Lay out the items as a Markdown table with columns "No." and "Line text," beginning at the first line of the items and continuing through the line with "black-cell [121,160,140,179]". Number each row and leave out blank lines.

___ Stored rows

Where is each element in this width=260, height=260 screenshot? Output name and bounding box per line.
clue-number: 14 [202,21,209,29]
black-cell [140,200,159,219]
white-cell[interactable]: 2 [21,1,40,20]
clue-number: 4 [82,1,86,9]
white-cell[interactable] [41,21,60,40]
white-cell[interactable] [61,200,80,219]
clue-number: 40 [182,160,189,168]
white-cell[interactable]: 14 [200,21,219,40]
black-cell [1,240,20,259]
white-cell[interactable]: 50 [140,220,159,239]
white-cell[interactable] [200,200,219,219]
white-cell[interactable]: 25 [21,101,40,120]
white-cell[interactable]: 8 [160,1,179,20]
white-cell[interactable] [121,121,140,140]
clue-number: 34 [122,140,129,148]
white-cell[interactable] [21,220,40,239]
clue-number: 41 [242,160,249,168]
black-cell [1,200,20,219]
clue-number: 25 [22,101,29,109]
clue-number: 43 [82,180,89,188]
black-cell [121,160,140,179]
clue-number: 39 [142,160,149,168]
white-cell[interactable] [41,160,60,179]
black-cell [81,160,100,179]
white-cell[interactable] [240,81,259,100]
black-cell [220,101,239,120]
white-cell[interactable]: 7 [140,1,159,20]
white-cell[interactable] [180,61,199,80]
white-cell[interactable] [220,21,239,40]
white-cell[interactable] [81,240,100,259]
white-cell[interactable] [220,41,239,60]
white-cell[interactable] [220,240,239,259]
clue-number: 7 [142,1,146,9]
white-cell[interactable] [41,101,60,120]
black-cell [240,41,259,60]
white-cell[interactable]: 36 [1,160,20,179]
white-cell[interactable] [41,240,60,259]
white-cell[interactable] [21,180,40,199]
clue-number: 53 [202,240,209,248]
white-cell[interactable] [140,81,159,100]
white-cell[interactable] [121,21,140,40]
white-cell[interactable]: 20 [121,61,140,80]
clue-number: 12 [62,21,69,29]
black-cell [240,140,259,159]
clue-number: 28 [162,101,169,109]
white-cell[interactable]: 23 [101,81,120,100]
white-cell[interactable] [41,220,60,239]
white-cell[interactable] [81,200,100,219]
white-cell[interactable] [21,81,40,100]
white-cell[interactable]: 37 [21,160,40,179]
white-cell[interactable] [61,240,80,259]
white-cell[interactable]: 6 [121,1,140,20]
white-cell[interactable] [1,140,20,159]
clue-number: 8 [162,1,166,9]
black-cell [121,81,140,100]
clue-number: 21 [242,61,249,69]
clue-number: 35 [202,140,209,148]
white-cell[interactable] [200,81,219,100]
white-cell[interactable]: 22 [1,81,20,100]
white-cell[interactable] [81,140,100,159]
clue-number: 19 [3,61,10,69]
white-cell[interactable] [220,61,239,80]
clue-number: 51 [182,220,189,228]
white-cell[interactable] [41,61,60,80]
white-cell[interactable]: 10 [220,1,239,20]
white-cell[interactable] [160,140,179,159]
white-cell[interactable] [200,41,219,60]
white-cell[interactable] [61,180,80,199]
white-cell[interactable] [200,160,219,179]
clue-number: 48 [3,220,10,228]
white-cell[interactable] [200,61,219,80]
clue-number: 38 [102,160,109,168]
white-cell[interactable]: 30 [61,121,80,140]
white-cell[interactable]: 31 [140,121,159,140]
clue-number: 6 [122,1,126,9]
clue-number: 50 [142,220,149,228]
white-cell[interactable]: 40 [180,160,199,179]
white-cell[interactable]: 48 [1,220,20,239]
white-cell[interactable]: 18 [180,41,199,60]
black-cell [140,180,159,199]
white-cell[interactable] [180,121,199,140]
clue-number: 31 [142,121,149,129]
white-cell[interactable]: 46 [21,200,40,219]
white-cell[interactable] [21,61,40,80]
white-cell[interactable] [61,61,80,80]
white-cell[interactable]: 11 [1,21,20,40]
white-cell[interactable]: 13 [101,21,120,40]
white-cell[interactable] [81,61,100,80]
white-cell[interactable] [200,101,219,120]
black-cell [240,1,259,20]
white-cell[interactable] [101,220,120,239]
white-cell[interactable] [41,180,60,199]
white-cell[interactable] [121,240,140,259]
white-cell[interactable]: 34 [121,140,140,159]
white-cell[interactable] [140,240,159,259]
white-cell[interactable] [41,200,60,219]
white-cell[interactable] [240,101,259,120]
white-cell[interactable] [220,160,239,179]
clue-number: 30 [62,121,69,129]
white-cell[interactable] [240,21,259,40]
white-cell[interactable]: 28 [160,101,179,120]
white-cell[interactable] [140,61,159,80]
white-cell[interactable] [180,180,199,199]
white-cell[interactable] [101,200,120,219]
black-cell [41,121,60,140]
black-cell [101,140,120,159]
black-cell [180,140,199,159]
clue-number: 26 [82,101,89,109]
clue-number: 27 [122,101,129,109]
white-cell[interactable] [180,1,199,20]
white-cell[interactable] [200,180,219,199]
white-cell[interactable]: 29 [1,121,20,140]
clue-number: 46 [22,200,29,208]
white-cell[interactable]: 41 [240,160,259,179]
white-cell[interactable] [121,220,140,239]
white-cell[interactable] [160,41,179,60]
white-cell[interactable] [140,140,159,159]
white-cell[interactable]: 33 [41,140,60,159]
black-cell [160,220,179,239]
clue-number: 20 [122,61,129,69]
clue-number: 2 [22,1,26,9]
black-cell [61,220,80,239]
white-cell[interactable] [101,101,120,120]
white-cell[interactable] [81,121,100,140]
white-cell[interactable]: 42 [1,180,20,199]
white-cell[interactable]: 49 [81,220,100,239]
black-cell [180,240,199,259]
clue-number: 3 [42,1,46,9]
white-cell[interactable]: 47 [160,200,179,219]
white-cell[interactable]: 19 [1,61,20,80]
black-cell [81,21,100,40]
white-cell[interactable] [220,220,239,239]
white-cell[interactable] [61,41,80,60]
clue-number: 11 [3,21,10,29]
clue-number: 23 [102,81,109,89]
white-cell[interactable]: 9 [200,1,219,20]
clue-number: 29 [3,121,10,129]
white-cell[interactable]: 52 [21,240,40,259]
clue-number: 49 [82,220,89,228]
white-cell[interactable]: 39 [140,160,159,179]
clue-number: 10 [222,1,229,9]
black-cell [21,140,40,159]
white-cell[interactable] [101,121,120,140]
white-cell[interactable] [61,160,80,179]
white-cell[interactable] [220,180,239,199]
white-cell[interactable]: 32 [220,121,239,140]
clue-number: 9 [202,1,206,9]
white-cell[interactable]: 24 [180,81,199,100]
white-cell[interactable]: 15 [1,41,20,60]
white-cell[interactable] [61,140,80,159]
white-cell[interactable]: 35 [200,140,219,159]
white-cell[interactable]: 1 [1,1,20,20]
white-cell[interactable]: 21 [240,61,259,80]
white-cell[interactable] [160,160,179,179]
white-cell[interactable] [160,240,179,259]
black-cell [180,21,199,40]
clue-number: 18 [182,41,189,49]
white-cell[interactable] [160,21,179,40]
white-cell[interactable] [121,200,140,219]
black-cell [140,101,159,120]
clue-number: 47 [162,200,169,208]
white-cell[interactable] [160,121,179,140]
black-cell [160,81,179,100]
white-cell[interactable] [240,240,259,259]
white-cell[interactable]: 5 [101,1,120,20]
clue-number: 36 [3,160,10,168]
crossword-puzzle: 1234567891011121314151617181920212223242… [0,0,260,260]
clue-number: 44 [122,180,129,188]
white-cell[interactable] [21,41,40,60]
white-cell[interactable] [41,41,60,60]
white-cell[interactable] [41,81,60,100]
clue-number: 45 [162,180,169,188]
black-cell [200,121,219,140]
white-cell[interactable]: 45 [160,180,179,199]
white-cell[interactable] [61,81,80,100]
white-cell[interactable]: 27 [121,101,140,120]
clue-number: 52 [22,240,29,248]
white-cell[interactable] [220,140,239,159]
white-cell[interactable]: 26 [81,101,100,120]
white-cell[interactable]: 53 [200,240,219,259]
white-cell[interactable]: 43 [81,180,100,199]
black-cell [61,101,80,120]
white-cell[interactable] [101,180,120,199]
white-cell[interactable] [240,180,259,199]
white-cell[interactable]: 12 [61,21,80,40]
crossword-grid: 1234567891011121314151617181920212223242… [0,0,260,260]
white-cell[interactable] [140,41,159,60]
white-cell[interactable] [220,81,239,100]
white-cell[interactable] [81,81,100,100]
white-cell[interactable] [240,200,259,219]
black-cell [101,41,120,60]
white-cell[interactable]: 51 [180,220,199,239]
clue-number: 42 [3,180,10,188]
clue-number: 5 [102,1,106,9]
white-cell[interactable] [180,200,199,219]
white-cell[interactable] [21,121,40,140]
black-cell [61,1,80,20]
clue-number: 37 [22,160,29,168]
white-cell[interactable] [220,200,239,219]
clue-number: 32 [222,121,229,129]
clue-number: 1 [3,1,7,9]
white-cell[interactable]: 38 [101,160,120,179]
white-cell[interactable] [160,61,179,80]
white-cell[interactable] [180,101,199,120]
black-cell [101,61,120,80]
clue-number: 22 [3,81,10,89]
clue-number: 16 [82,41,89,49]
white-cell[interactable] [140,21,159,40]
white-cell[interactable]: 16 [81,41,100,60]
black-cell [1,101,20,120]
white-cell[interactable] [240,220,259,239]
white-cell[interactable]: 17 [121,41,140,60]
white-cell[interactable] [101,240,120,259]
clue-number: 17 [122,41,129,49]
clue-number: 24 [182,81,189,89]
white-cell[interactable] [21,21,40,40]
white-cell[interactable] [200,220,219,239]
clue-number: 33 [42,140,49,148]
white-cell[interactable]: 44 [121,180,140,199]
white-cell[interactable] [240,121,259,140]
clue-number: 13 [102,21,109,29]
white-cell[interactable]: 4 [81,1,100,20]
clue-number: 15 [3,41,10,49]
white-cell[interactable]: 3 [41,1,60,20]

______

**Final result:**
| No. | Line text |
|---|---|
| 1 | Where is each element in this width=260, height=260 screenshot? Output name and bounding box per line. |
| 2 | clue-number: 14 [202,21,209,29] |
| 3 | black-cell [140,200,159,219] |
| 4 | white-cell[interactable]: 2 [21,1,40,20] |
| 5 | clue-number: 4 [82,1,86,9] |
| 6 | white-cell[interactable] [41,21,60,40] |
| 7 | white-cell[interactable] [61,200,80,219] |
| 8 | clue-number: 40 [182,160,189,168] |
| 9 | white-cell[interactable]: 14 [200,21,219,40] |
| 10 | black-cell [1,240,20,259] |
| 11 | white-cell[interactable]: 50 [140,220,159,239] |
| 12 | white-cell[interactable] [200,200,219,219] |
| 13 | white-cell[interactable]: 25 [21,101,40,120] |
| 14 | white-cell[interactable]: 8 [160,1,179,20] |
| 15 | white-cell[interactable] [121,121,140,140] |
| 16 | clue-number: 34 [122,140,129,148] |
| 17 | white-cell[interactable] [21,220,40,239] |
| 18 | clue-number: 41 [242,160,249,168] |
| 19 | black-cell [1,200,20,219] |
| 20 | clue-number: 25 [22,101,29,109] |
| 21 | clue-number: 43 [82,180,89,188] |
| 22 | black-cell [121,160,140,179] |